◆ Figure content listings
- - -

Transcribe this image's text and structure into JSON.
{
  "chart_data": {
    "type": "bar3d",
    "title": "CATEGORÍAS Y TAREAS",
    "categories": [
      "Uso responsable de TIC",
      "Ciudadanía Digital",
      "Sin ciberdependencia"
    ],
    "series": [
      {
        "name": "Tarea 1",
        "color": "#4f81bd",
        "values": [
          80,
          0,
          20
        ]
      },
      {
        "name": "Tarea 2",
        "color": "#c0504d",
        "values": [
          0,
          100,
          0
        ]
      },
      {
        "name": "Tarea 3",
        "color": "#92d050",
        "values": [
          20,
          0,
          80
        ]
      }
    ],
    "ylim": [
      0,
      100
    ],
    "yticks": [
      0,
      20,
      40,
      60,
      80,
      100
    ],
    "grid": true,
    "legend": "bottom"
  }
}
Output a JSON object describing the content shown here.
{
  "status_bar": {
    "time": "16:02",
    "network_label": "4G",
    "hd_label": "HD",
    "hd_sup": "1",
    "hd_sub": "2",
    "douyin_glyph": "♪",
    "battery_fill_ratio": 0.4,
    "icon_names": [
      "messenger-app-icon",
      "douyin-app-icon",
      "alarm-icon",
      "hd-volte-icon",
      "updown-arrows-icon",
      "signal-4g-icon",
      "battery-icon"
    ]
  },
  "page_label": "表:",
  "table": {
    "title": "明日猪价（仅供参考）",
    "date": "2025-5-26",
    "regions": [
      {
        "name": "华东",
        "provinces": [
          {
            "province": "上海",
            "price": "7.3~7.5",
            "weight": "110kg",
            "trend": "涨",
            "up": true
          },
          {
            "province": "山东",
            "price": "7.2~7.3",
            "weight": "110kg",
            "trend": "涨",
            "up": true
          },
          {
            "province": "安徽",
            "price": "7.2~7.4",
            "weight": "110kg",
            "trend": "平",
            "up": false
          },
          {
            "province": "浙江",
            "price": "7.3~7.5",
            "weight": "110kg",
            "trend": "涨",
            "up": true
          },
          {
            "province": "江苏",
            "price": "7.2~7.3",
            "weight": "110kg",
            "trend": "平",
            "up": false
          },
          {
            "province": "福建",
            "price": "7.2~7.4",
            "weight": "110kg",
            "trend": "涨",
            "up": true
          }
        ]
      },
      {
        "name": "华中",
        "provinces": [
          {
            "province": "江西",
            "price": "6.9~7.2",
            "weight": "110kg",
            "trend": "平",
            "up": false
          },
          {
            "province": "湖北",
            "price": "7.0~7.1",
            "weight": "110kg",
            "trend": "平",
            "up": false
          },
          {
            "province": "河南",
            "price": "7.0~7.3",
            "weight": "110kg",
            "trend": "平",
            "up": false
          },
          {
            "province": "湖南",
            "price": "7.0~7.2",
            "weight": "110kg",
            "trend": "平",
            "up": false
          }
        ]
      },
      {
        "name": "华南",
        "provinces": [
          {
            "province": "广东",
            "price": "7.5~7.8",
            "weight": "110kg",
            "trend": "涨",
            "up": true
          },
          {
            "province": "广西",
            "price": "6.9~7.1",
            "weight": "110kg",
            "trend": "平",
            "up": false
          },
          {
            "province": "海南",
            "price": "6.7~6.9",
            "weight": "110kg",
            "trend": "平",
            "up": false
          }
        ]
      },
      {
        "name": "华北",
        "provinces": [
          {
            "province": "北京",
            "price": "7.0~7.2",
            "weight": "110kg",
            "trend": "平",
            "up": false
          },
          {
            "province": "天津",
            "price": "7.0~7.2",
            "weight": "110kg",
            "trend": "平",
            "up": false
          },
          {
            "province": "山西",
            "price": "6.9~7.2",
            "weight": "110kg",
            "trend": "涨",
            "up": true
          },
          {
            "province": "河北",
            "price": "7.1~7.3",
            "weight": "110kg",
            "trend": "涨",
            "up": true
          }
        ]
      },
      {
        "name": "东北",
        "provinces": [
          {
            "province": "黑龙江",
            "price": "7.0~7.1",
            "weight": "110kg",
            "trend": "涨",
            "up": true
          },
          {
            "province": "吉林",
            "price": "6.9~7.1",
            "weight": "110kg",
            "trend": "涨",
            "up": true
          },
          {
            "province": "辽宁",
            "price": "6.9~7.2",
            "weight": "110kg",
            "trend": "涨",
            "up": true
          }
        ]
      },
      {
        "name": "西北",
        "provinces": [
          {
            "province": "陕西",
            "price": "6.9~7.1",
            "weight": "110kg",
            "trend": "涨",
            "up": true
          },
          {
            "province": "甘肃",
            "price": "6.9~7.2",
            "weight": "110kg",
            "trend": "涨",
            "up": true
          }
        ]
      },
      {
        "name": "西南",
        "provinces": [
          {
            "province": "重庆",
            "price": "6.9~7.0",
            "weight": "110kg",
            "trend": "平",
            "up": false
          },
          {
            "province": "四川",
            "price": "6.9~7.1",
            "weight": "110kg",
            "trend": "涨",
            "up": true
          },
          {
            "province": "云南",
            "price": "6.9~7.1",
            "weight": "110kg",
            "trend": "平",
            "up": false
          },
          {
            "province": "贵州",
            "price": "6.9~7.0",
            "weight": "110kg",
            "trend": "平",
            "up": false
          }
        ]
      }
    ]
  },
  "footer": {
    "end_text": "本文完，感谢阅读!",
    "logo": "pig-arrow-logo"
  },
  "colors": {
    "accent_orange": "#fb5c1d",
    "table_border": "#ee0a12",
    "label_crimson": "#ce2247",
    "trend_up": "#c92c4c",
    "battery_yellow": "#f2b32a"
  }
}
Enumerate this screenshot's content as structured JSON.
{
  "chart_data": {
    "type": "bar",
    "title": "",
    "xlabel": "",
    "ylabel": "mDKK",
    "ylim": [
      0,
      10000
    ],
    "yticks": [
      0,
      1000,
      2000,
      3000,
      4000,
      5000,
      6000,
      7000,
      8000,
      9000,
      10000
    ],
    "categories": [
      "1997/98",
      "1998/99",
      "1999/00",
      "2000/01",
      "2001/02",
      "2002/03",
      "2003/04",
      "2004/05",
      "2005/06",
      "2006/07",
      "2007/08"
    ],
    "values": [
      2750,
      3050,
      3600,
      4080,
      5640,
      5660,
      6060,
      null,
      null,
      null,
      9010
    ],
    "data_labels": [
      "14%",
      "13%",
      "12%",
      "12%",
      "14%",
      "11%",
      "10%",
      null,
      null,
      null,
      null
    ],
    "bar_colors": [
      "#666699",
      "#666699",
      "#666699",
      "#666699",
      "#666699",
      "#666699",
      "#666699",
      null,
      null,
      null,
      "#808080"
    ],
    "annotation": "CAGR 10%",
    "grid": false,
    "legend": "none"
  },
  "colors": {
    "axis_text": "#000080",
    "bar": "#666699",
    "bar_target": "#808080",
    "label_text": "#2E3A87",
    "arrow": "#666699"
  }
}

- - -

Please copy out each record, character for character.

Transcribe this image's text and structure into JSON.
{
  "chart_data": {
    "type": "bar3d",
    "title": "CATEGORÍAS Y TAREAS",
    "categories": [
      "Uso responsable de TIC",
      "Ciudadanía Digital",
      "Sin ciberdependencia"
    ],
    "series": [
      {
        "name": "Tarea 1",
        "color": "#4f81bd",
        "values": [
          80,
          0,
          20
        ]
      },
      {
        "name": "Tarea 2",
        "color": "#c0504d",
        "values": [
          0,
          100,
          0
        ]
      },
      {
        "name": "Tarea 3",
        "color": "#92d050",
        "values": [
          20,
          0,
          80
        ]
      }
    ],
    "ylim": [
      0,
      100
    ],
    "yticks": [
      0,
      20,
      40,
      60,
      80,
      100
    ],
    "grid": true,
    "legend": "bottom"
  }
}
Output a JSON object describing the content shown here.
{
  "status_bar": {
    "time": "16:02",
    "network_label": "4G",
    "hd_label": "HD",
    "hd_sup": "1",
    "hd_sub": "2",
    "douyin_glyph": "♪",
    "battery_fill_ratio": 0.4,
    "icon_names": [
      "messenger-app-icon",
      "douyin-app-icon",
      "alarm-icon",
      "hd-volte-icon",
      "updown-arrows-icon",
      "signal-4g-icon",
      "battery-icon"
    ]
  },
  "page_label": "表:",
  "table": {
    "title": "明日猪价（仅供参考）",
    "date": "2025-5-26",
    "regions": [
      {
        "name": "华东",
        "provinces": [
          {
            "province": "上海",
            "price": "7.3~7.5",
            "weight": "110kg",
            "trend": "涨",
            "up": true
          },
          {
            "province": "山东",
            "price": "7.2~7.3",
            "weight": "110kg",
            "trend": "涨",
            "up": true
          },
          {
            "province": "安徽",
            "price": "7.2~7.4",
            "weight": "110kg",
            "trend": "平",
            "up": false
          },
          {
            "province": "浙江",
            "price": "7.3~7.5",
            "weight": "110kg",
            "trend": "涨",
            "up": true
          },
          {
            "province": "江苏",
            "price": "7.2~7.3",
            "weight": "110kg",
            "trend": "平",
            "up": false
          },
          {
            "province": "福建",
            "price": "7.2~7.4",
            "weight": "110kg",
            "trend": "涨",
            "up": true
          }
        ]
      },
      {
        "name": "华中",
        "provinces": [
          {
            "province": "江西",
            "price": "6.9~7.2",
            "weight": "110kg",
            "trend": "平",
            "up": false
          },
          {
            "province": "湖北",
            "price": "7.0~7.1",
            "weight": "110kg",
            "trend": "平",
            "up": false
          },
          {
            "province": "河南",
            "price": "7.0~7.3",
            "weight": "110kg",
            "trend": "平",
            "up": false
          },
          {
            "province": "湖南",
            "price": "7.0~7.2",
            "weight": "110kg",
            "trend": "平",
            "up": false
          }
        ]
      },
      {
        "name": "华南",
        "provinces": [
          {
            "province": "广东",
            "price": "7.5~7.8",
            "weight": "110kg",
            "trend": "涨",
            "up": true
          },
          {
            "province": "广西",
            "price": "6.9~7.1",
            "weight": "110kg",
            "trend": "平",
            "up": false
          },
          {
            "province": "海南",
            "price": "6.7~6.9",
            "weight": "110kg",
            "trend": "平",
            "up": false
          }
        ]
      },
      {
        "name": "华北",
        "provinces": [
          {
            "province": "北京",
            "price": "7.0~7.2",
            "weight": "110kg",
            "trend": "平",
            "up": false
          },
          {
            "province": "天津",
            "price": "7.0~7.2",
            "weight": "110kg",
            "trend": "平",
            "up": false
          },
          {
            "province": "山西",
            "price": "6.9~7.2",
            "weight": "110kg",
            "trend": "涨",
            "up": true
          },
          {
            "province": "河北",
            "price": "7.1~7.3",
            "weight": "110kg",
            "trend": "涨",
            "up": true
          }
        ]
      },
      {
        "name": "东北",
        "provinces": [
          {
            "province": "黑龙江",
            "price": "7.0~7.1",
            "weight": "110kg",
            "trend": "涨",
            "up": true
          },
          {
            "province": "吉林",
            "price": "6.9~7.1",
            "weight": "110kg",
            "trend": "涨",
            "up": true
          },
          {
            "province": "辽宁",
            "price": "6.9~7.2",
            "weight": "110kg",
            "trend": "涨",
            "up": true
          }
        ]
      },
      {
        "name": "西北",
        "provinces": [
          {
            "province": "陕西",
            "price": "6.9~7.1",
            "weight": "110kg",
            "trend": "涨",
            "up": true
          },
          {
            "province": "甘肃",
            "price": "6.9~7.2",
            "weight": "110kg",
            "trend": "涨",
            "up": true
          }
        ]
      },
      {
        "name": "西南",
        "provinces": [
          {
            "province": "重庆",
            "price": "6.9~7.0",
            "weight": "110kg",
            "trend": "平",
            "up": false
          },
          {
            "province": "四川",
            "price": "6.9~7.1",
            "weight": "110kg",
            "trend": "涨",
            "up": true
          },
          {
            "province": "云南",
            "price": "6.9~7.1",
            "weight": "110kg",
            "trend": "平",
            "up": false
          },
          {
            "province": "贵州",
            "price": "6.9~7.0",
            "weight": "110kg",
            "trend": "平",
            "up": false
          }
        ]
      }
    ]
  },
  "footer": {
    "end_text": "本文完，感谢阅读!",
    "logo": "pig-arrow-logo"
  },
  "colors": {
    "accent_orange": "#fb5c1d",
    "table_border": "#ee0a12",
    "label_crimson": "#ce2247",
    "trend_up": "#c92c4c",
    "battery_yellow": "#f2b32a"
  }
}
Enumerate this screenshot's content as structured JSON.
{
  "chart_data": {
    "type": "bar",
    "title": "",
    "xlabel": "",
    "ylabel": "mDKK",
    "ylim": [
      0,
      10000
    ],
    "yticks": [
      0,
      1000,
      2000,
      3000,
      4000,
      5000,
      6000,
      7000,
      8000,
      9000,
      10000
    ],
    "categories": [
      "1997/98",
      "1998/99",
      "1999/00",
      "2000/01",
      "2001/02",
      "2002/03",
      "2003/04",
      "2004/05",
      "2005/06",
      "2006/07",
      "2007/08"
    ],
    "values": [
      2750,
      3050,
      3600,
      4080,
      5640,
      5660,
      6060,
      null,
      null,
      null,
      9010
    ],
    "data_labels": [
      "14%",
      "13%",
      "12%",
      "12%",
      "14%",
      "11%",
      "10%",
      null,
      null,
      null,
      null
    ],
    "bar_colors": [
      "#666699",
      "#666699",
      "#666699",
      "#666699",
      "#666699",
      "#666699",
      "#666699",
      null,
      null,
      null,
      "#808080"
    ],
    "annotation": "CAGR 10%",
    "grid": false,
    "legend": "none"
  },
  "colors": {
    "axis_text": "#000080",
    "bar": "#666699",
    "bar_target": "#808080",
    "label_text": "#2E3A87",
    "arrow": "#666699"
  }
}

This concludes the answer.